What you should do
All lines in the data bearing the string "cash" should be identified and copied.

Data to use

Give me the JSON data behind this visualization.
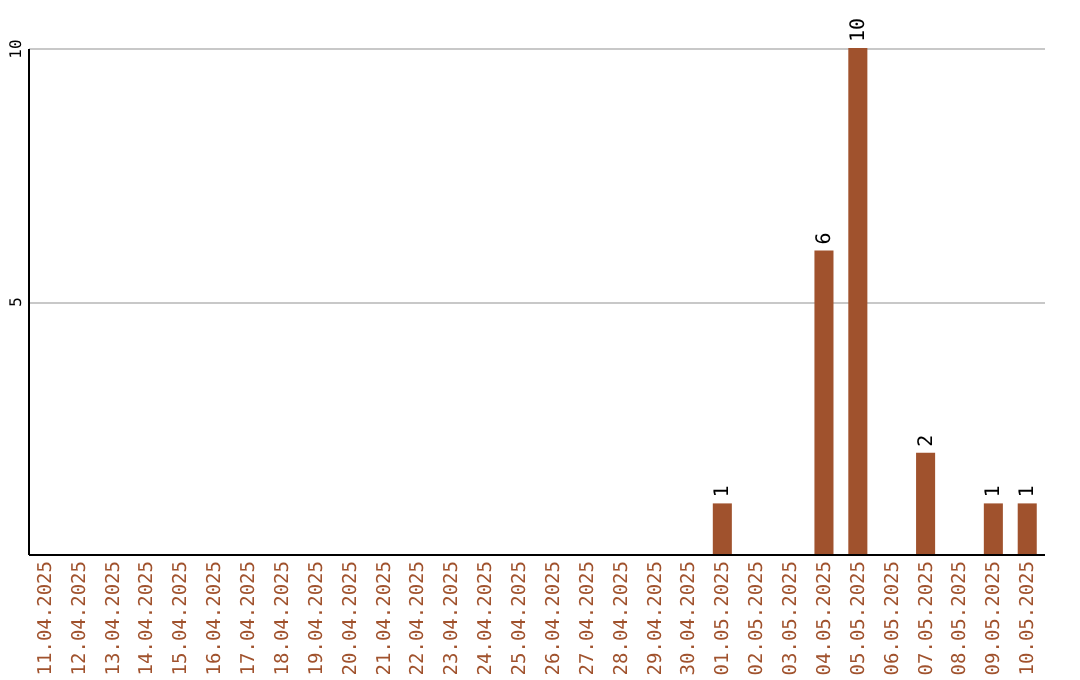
{
  "chart_data": {
    "type": "bar",
    "categories": [
      "11.04.2025",
      "12.04.2025",
      "13.04.2025",
      "14.04.2025",
      "15.04.2025",
      "16.04.2025",
      "17.04.2025",
      "18.04.2025",
      "19.04.2025",
      "20.04.2025",
      "21.04.2025",
      "22.04.2025",
      "23.04.2025",
      "24.04.2025",
      "25.04.2025",
      "26.04.2025",
      "27.04.2025",
      "28.04.2025",
      "29.04.2025",
      "30.04.2025",
      "01.05.2025",
      "02.05.2025",
      "03.05.2025",
      "04.05.2025",
      "05.05.2025",
      "06.05.2025",
      "07.05.2025",
      "08.05.2025",
      "09.05.2025",
      "10.05.2025"
    ],
    "values": [
      0,
      0,
      0,
      0,
      0,
      0,
      0,
      0,
      0,
      0,
      0,
      0,
      0,
      0,
      0,
      0,
      0,
      0,
      0,
      0,
      1,
      0,
      0,
      6,
      10,
      0,
      2,
      0,
      1,
      1
    ],
    "value_labels": [
      null,
      null,
      null,
      null,
      null,
      null,
      null,
      null,
      null,
      null,
      null,
      null,
      null,
      null,
      null,
      null,
      null,
      null,
      null,
      null,
      "1",
      null,
      null,
      "6",
      "10",
      null,
      "2",
      null,
      "1",
      "1"
    ],
    "color": "#a0522d",
    "ylim": [
      0,
      10
    ],
    "yticks": [
      5,
      10
    ],
    "grid": "y"
  }
}
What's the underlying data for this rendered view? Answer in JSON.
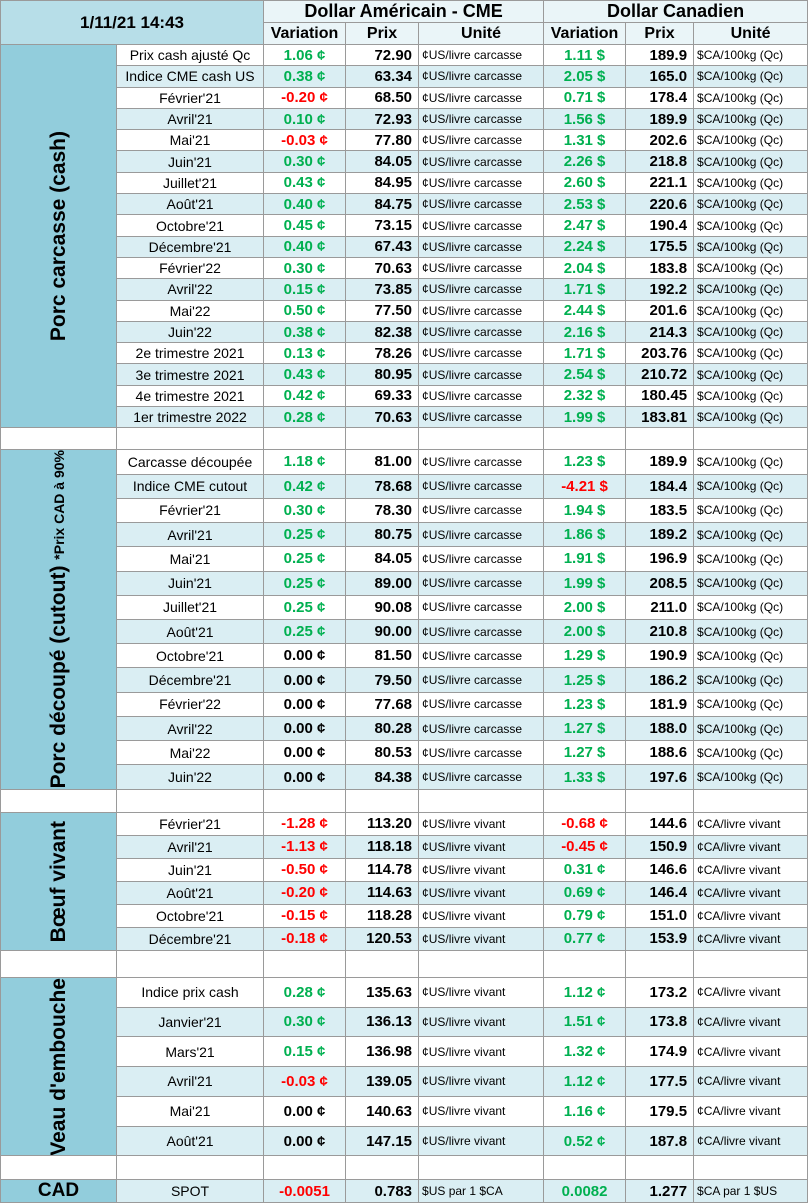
{
  "header": {
    "date": "1/11/21 14:43",
    "us_title": "Dollar Américain - CME",
    "ca_title": "Dollar Canadien",
    "us_columns": [
      "Variation",
      "Prix",
      "Unité"
    ],
    "ca_columns": [
      "Variation",
      "Prix",
      "Unité"
    ]
  },
  "sections": [
    {
      "label": "Porc carcasse (cash)",
      "rows": [
        [
          "Prix cash ajusté Qc",
          "1.06 ¢",
          "72.90",
          "¢US/livre carcasse",
          "1.11 $",
          "189.9",
          "$CA/100kg (Qc)"
        ],
        [
          "Indice CME cash US",
          "0.38 ¢",
          "63.34",
          "¢US/livre carcasse",
          "2.05 $",
          "165.0",
          "$CA/100kg (Qc)"
        ],
        [
          "Février'21",
          "-0.20 ¢",
          "68.50",
          "¢US/livre carcasse",
          "0.71 $",
          "178.4",
          "$CA/100kg (Qc)"
        ],
        [
          "Avril'21",
          "0.10 ¢",
          "72.93",
          "¢US/livre carcasse",
          "1.56 $",
          "189.9",
          "$CA/100kg (Qc)"
        ],
        [
          "Mai'21",
          "-0.03 ¢",
          "77.80",
          "¢US/livre carcasse",
          "1.31 $",
          "202.6",
          "$CA/100kg (Qc)"
        ],
        [
          "Juin'21",
          "0.30 ¢",
          "84.05",
          "¢US/livre carcasse",
          "2.26 $",
          "218.8",
          "$CA/100kg (Qc)"
        ],
        [
          "Juillet'21",
          "0.43 ¢",
          "84.95",
          "¢US/livre carcasse",
          "2.60 $",
          "221.1",
          "$CA/100kg (Qc)"
        ],
        [
          "Août'21",
          "0.40 ¢",
          "84.75",
          "¢US/livre carcasse",
          "2.53 $",
          "220.6",
          "$CA/100kg (Qc)"
        ],
        [
          "Octobre'21",
          "0.45 ¢",
          "73.15",
          "¢US/livre carcasse",
          "2.47 $",
          "190.4",
          "$CA/100kg (Qc)"
        ],
        [
          "Décembre'21",
          "0.40 ¢",
          "67.43",
          "¢US/livre carcasse",
          "2.24 $",
          "175.5",
          "$CA/100kg (Qc)"
        ],
        [
          "Février'22",
          "0.30 ¢",
          "70.63",
          "¢US/livre carcasse",
          "2.04 $",
          "183.8",
          "$CA/100kg (Qc)"
        ],
        [
          "Avril'22",
          "0.15 ¢",
          "73.85",
          "¢US/livre carcasse",
          "1.71 $",
          "192.2",
          "$CA/100kg (Qc)"
        ],
        [
          "Mai'22",
          "0.50 ¢",
          "77.50",
          "¢US/livre carcasse",
          "2.44 $",
          "201.6",
          "$CA/100kg (Qc)"
        ],
        [
          "Juin'22",
          "0.38 ¢",
          "82.38",
          "¢US/livre carcasse",
          "2.16 $",
          "214.3",
          "$CA/100kg (Qc)"
        ],
        [
          "2e trimestre 2021",
          "0.13 ¢",
          "78.26",
          "¢US/livre carcasse",
          "1.71 $",
          "203.76",
          "$CA/100kg (Qc)"
        ],
        [
          "3e trimestre 2021",
          "0.43 ¢",
          "80.95",
          "¢US/livre carcasse",
          "2.54 $",
          "210.72",
          "$CA/100kg (Qc)"
        ],
        [
          "4e trimestre 2021",
          "0.42 ¢",
          "69.33",
          "¢US/livre carcasse",
          "2.32 $",
          "180.45",
          "$CA/100kg (Qc)"
        ],
        [
          "1er trimestre 2022",
          "0.28 ¢",
          "70.63",
          "¢US/livre carcasse",
          "1.99 $",
          "183.81",
          "$CA/100kg (Qc)"
        ]
      ]
    },
    {
      "label": "Porc découpé (cutout)",
      "sublabel": "*Prix CAD à 90%",
      "rows": [
        [
          "Carcasse découpée",
          "1.18 ¢",
          "81.00",
          "¢US/livre carcasse",
          "1.23 $",
          "189.9",
          "$CA/100kg (Qc)"
        ],
        [
          "Indice CME cutout",
          "0.42 ¢",
          "78.68",
          "¢US/livre carcasse",
          "-4.21 $",
          "184.4",
          "$CA/100kg (Qc)"
        ],
        [
          "Février'21",
          "0.30 ¢",
          "78.30",
          "¢US/livre carcasse",
          "1.94 $",
          "183.5",
          "$CA/100kg (Qc)"
        ],
        [
          "Avril'21",
          "0.25 ¢",
          "80.75",
          "¢US/livre carcasse",
          "1.86 $",
          "189.2",
          "$CA/100kg (Qc)"
        ],
        [
          "Mai'21",
          "0.25 ¢",
          "84.05",
          "¢US/livre carcasse",
          "1.91 $",
          "196.9",
          "$CA/100kg (Qc)"
        ],
        [
          "Juin'21",
          "0.25 ¢",
          "89.00",
          "¢US/livre carcasse",
          "1.99 $",
          "208.5",
          "$CA/100kg (Qc)"
        ],
        [
          "Juillet'21",
          "0.25 ¢",
          "90.08",
          "¢US/livre carcasse",
          "2.00 $",
          "211.0",
          "$CA/100kg (Qc)"
        ],
        [
          "Août'21",
          "0.25 ¢",
          "90.00",
          "¢US/livre carcasse",
          "2.00 $",
          "210.8",
          "$CA/100kg (Qc)"
        ],
        [
          "Octobre'21",
          "0.00 ¢",
          "81.50",
          "¢US/livre carcasse",
          "1.29 $",
          "190.9",
          "$CA/100kg (Qc)"
        ],
        [
          "Décembre'21",
          "0.00 ¢",
          "79.50",
          "¢US/livre carcasse",
          "1.25 $",
          "186.2",
          "$CA/100kg (Qc)"
        ],
        [
          "Février'22",
          "0.00 ¢",
          "77.68",
          "¢US/livre carcasse",
          "1.23 $",
          "181.9",
          "$CA/100kg (Qc)"
        ],
        [
          "Avril'22",
          "0.00 ¢",
          "80.28",
          "¢US/livre carcasse",
          "1.27 $",
          "188.0",
          "$CA/100kg (Qc)"
        ],
        [
          "Mai'22",
          "0.00 ¢",
          "80.53",
          "¢US/livre carcasse",
          "1.27 $",
          "188.6",
          "$CA/100kg (Qc)"
        ],
        [
          "Juin'22",
          "0.00 ¢",
          "84.38",
          "¢US/livre carcasse",
          "1.33 $",
          "197.6",
          "$CA/100kg (Qc)"
        ]
      ]
    },
    {
      "label": "Bœuf vivant",
      "rows": [
        [
          "Février'21",
          "-1.28 ¢",
          "113.20",
          "¢US/livre vivant",
          "-0.68 ¢",
          "144.6",
          "¢CA/livre vivant"
        ],
        [
          "Avril'21",
          "-1.13 ¢",
          "118.18",
          "¢US/livre vivant",
          "-0.45 ¢",
          "150.9",
          "¢CA/livre vivant"
        ],
        [
          "Juin'21",
          "-0.50 ¢",
          "114.78",
          "¢US/livre vivant",
          "0.31 ¢",
          "146.6",
          "¢CA/livre vivant"
        ],
        [
          "Août'21",
          "-0.20 ¢",
          "114.63",
          "¢US/livre vivant",
          "0.69 ¢",
          "146.4",
          "¢CA/livre vivant"
        ],
        [
          "Octobre'21",
          "-0.15 ¢",
          "118.28",
          "¢US/livre vivant",
          "0.79 ¢",
          "151.0",
          "¢CA/livre vivant"
        ],
        [
          "Décembre'21",
          "-0.18 ¢",
          "120.53",
          "¢US/livre vivant",
          "0.77 ¢",
          "153.9",
          "¢CA/livre vivant"
        ]
      ]
    },
    {
      "label": "Veau d'embouche",
      "rows": [
        [
          "Indice prix cash",
          "0.28 ¢",
          "135.63",
          "¢US/livre vivant",
          "1.12 ¢",
          "173.2",
          "¢CA/livre vivant"
        ],
        [
          "Janvier'21",
          "0.30 ¢",
          "136.13",
          "¢US/livre vivant",
          "1.51 ¢",
          "173.8",
          "¢CA/livre vivant"
        ],
        [
          "Mars'21",
          "0.15 ¢",
          "136.98",
          "¢US/livre vivant",
          "1.32 ¢",
          "174.9",
          "¢CA/livre vivant"
        ],
        [
          "Avril'21",
          "-0.03 ¢",
          "139.05",
          "¢US/livre vivant",
          "1.12 ¢",
          "177.5",
          "¢CA/livre vivant"
        ],
        [
          "Mai'21",
          "0.00 ¢",
          "140.63",
          "¢US/livre vivant",
          "1.16 ¢",
          "179.5",
          "¢CA/livre vivant"
        ],
        [
          "Août'21",
          "0.00 ¢",
          "147.15",
          "¢US/livre vivant",
          "0.52 ¢",
          "187.8",
          "¢CA/livre vivant"
        ]
      ]
    }
  ],
  "cad": {
    "label": "CAD",
    "row": [
      "SPOT",
      "-0.0051",
      "0.783",
      "$US par 1 $CA",
      "0.0082",
      "1.277",
      "$CA par 1 $US"
    ]
  }
}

Result
      "label": "Porc carcasse (cash)",
          "Prix cash ajusté Qc",
          "Indice CME cash US",
          "Indice prix cash",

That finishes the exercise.